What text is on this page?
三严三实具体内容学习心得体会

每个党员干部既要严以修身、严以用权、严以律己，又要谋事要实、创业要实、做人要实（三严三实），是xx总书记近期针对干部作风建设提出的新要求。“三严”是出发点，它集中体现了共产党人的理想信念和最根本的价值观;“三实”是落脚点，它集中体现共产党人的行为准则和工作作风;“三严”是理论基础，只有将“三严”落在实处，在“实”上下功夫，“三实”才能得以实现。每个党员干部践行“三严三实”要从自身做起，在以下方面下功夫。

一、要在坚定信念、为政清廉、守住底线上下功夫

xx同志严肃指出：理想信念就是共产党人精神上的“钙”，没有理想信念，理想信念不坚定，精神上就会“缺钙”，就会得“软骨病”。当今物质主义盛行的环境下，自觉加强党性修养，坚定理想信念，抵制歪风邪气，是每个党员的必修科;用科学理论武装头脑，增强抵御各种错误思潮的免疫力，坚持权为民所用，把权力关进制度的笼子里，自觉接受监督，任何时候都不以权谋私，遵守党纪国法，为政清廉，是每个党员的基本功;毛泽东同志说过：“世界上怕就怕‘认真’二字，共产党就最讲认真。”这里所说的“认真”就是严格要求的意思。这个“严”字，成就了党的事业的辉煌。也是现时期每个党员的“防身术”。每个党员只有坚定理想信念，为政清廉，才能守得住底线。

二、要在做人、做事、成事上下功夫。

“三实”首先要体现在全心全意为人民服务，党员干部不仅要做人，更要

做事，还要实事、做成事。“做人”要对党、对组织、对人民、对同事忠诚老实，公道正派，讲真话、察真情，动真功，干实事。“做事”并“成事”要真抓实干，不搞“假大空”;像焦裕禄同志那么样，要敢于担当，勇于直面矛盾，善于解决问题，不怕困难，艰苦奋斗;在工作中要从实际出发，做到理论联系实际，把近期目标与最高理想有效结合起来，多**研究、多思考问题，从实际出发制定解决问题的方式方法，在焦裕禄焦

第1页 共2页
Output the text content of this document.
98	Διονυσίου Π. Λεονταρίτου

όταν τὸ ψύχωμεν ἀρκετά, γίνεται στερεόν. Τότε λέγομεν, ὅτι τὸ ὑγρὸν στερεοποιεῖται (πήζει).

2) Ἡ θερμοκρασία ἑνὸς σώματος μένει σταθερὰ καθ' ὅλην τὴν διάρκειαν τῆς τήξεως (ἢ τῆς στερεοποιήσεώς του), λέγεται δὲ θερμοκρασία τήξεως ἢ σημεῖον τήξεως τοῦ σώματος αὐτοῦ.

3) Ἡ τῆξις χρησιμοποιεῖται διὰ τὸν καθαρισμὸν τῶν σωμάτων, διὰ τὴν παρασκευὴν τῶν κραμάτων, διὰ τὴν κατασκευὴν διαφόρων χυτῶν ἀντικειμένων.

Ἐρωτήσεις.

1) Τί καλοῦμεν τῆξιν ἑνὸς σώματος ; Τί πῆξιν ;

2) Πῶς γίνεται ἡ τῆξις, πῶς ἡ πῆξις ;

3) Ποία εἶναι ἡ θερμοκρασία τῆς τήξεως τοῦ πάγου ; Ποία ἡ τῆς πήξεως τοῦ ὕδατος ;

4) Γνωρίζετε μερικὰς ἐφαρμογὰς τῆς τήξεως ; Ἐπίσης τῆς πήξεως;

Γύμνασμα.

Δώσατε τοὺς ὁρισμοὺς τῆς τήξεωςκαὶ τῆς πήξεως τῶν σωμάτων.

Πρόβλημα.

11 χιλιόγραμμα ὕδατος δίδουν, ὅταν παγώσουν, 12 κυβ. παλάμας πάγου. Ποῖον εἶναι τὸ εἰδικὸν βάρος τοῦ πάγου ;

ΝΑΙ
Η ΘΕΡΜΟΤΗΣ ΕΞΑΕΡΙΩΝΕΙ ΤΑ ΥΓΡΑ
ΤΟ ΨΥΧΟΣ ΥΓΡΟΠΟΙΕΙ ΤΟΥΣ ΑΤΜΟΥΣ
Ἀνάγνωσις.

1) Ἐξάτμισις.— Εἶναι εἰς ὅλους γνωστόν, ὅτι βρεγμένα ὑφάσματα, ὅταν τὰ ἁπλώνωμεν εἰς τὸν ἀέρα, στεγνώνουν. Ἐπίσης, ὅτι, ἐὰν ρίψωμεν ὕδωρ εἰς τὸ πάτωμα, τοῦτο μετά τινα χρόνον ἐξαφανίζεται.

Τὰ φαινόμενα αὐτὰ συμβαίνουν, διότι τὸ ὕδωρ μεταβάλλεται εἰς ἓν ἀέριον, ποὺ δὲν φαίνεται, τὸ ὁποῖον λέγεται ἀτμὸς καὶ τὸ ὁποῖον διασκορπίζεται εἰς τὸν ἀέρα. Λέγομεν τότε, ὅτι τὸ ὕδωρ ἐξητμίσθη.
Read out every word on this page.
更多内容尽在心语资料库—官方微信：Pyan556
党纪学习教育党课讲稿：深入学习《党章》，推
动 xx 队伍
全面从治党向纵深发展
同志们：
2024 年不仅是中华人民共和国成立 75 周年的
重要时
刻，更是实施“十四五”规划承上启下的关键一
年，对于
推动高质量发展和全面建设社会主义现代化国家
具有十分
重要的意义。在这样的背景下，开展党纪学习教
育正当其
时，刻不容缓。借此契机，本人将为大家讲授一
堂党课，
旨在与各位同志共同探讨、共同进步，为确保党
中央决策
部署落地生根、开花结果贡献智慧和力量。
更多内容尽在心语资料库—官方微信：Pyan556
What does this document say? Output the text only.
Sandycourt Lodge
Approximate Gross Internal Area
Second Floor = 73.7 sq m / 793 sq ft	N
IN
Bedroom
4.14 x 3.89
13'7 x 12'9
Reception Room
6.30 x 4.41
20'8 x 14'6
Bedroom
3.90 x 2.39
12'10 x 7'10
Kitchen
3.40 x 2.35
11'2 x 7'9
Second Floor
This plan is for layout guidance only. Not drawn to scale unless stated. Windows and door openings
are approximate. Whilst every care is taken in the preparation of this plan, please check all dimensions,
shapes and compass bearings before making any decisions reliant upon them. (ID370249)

-------

**Problem to work on:**
Output all of the data again, exactly.

**Answer to this problem:**
What text is on this page?
三严三实具体内容学习心得体会

每个党员干部既要严以修身、严以用权、严以律己，又要谋事要实、创业要实、做人要实（三严三实），是xx总书记近期针对干部作风建设提出的新要求。“三严”是出发点，它集中体现了共产党人的理想信念和最根本的价值观;“三实”是落脚点，它集中体现共产党人的行为准则和工作作风;“三严”是理论基础，只有将“三严”落在实处，在“实”上下功夫，“三实”才能得以实现。每个党员干部践行“三严三实”要从自身做起，在以下方面下功夫。

一、要在坚定信念、为政清廉、守住底线上下功夫

xx同志严肃指出：理想信念就是共产党人精神上的“钙”，没有理想信念，理想信念不坚定，精神上就会“缺钙”，就会得“软骨病”。当今物质主义盛行的环境下，自觉加强党性修养，坚定理想信念，抵制歪风邪气，是每个党员的必修科;用科学理论武装头脑，增强抵御各种错误思潮的免疫力，坚持权为民所用，把权力关进制度的笼子里，自觉接受监督，任何时候都不以权谋私，遵守党纪国法，为政清廉，是每个党员的基本功;毛泽东同志说过：“世界上怕就怕‘认真’二字，共产党就最讲认真。”这里所说的“认真”就是严格要求的意思。这个“严”字，成就了党的事业的辉煌。也是现时期每个党员的“防身术”。每个党员只有坚定理想信念，为政清廉，才能守得住底线。

二、要在做人、做事、成事上下功夫。

“三实”首先要体现在全心全意为人民服务，党员干部不仅要做人，更要

做事，还要实事、做成事。“做人”要对党、对组织、对人民、对同事忠诚老实，公道正派，讲真话、察真情，动真功，干实事。“做事”并“成事”要真抓实干，不搞“假大空”;像焦裕禄同志那么样，要敢于担当，勇于直面矛盾，善于解决问题，不怕困难，艰苦奋斗;在工作中要从实际出发，做到理论联系实际，把近期目标与最高理想有效结合起来，多**研究、多思考问题，从实际出发制定解决问题的方式方法，在焦裕禄焦

第1页 共2页
Output the text content of this document.
98	Διονυσίου Π. Λεονταρίτου

όταν τὸ ψύχωμεν ἀρκετά, γίνεται στερεόν. Τότε λέγομεν, ὅτι τὸ ὑγρὸν στερεοποιεῖται (πήζει).

2) Ἡ θερμοκρασία ἑνὸς σώματος μένει σταθερὰ καθ' ὅλην τὴν διάρκειαν τῆς τήξεως (ἢ τῆς στερεοποιήσεώς του), λέγεται δὲ θερμοκρασία τήξεως ἢ σημεῖον τήξεως τοῦ σώματος αὐτοῦ.

3) Ἡ τῆξις χρησιμοποιεῖται διὰ τὸν καθαρισμὸν τῶν σωμάτων, διὰ τὴν παρασκευὴν τῶν κραμάτων, διὰ τὴν κατασκευὴν διαφόρων χυτῶν ἀντικειμένων.

Ἐρωτήσεις.

1) Τί καλοῦμεν τῆξιν ἑνὸς σώματος ; Τί πῆξιν ;

2) Πῶς γίνεται ἡ τῆξις, πῶς ἡ πῆξις ;

3) Ποία εἶναι ἡ θερμοκρασία τῆς τήξεως τοῦ πάγου ; Ποία ἡ τῆς πήξεως τοῦ ὕδατος ;

4) Γνωρίζετε μερικὰς ἐφαρμογὰς τῆς τήξεως ; Ἐπίσης τῆς πήξεως;

Γύμνασμα.

Δώσατε τοὺς ὁρισμοὺς τῆς τήξεωςκαὶ τῆς πήξεως τῶν σωμάτων.

Πρόβλημα.

11 χιλιόγραμμα ὕδατος δίδουν, ὅταν παγώσουν, 12 κυβ. παλάμας πάγου. Ποῖον εἶναι τὸ εἰδικὸν βάρος τοῦ πάγου ;

ΝΑΙ
Η ΘΕΡΜΟΤΗΣ ΕΞΑΕΡΙΩΝΕΙ ΤΑ ΥΓΡΑ
ΤΟ ΨΥΧΟΣ ΥΓΡΟΠΟΙΕΙ ΤΟΥΣ ΑΤΜΟΥΣ
Ἀνάγνωσις.

1) Ἐξάτμισις.— Εἶναι εἰς ὅλους γνωστόν, ὅτι βρεγμένα ὑφάσματα, ὅταν τὰ ἁπλώνωμεν εἰς τὸν ἀέρα, στεγνώνουν. Ἐπίσης, ὅτι, ἐὰν ρίψωμεν ὕδωρ εἰς τὸ πάτωμα, τοῦτο μετά τινα χρόνον ἐξαφανίζεται.

Τὰ φαινόμενα αὐτὰ συμβαίνουν, διότι τὸ ὕδωρ μεταβάλλεται εἰς ἓν ἀέριον, ποὺ δὲν φαίνεται, τὸ ὁποῖον λέγεται ἀτμὸς καὶ τὸ ὁποῖον διασκορπίζεται εἰς τὸν ἀέρα. Λέγομεν τότε, ὅτι τὸ ὕδωρ ἐξητμίσθη.
Read out every word on this page.
更多内容尽在心语资料库—官方微信：Pyan556
党纪学习教育党课讲稿：深入学习《党章》，推
动 xx 队伍
全面从治党向纵深发展
同志们：
2024 年不仅是中华人民共和国成立 75 周年的
重要时
刻，更是实施“十四五”规划承上启下的关键一
年，对于
推动高质量发展和全面建设社会主义现代化国家
具有十分
重要的意义。在这样的背景下，开展党纪学习教
育正当其
时，刻不容缓。借此契机，本人将为大家讲授一
堂党课，
旨在与各位同志共同探讨、共同进步，为确保党
中央决策
部署落地生根、开花结果贡献智慧和力量。
更多内容尽在心语资料库—官方微信：Pyan556
What does this document say? Output the text only.
Sandycourt Lodge
Approximate Gross Internal Area
Second Floor = 73.7 sq m / 793 sq ft	N
IN
Bedroom
4.14 x 3.89
13'7 x 12'9
Reception Room
6.30 x 4.41
20'8 x 14'6
Bedroom
3.90 x 2.39
12'10 x 7'10
Kitchen
3.40 x 2.35
11'2 x 7'9
Second Floor
This plan is for layout guidance only. Not drawn to scale unless stated. Windows and door openings
are approximate. Whilst every care is taken in the preparation of this plan, please check all dimensions,
shapes and compass bearings before making any decisions reliant upon them. (ID370249)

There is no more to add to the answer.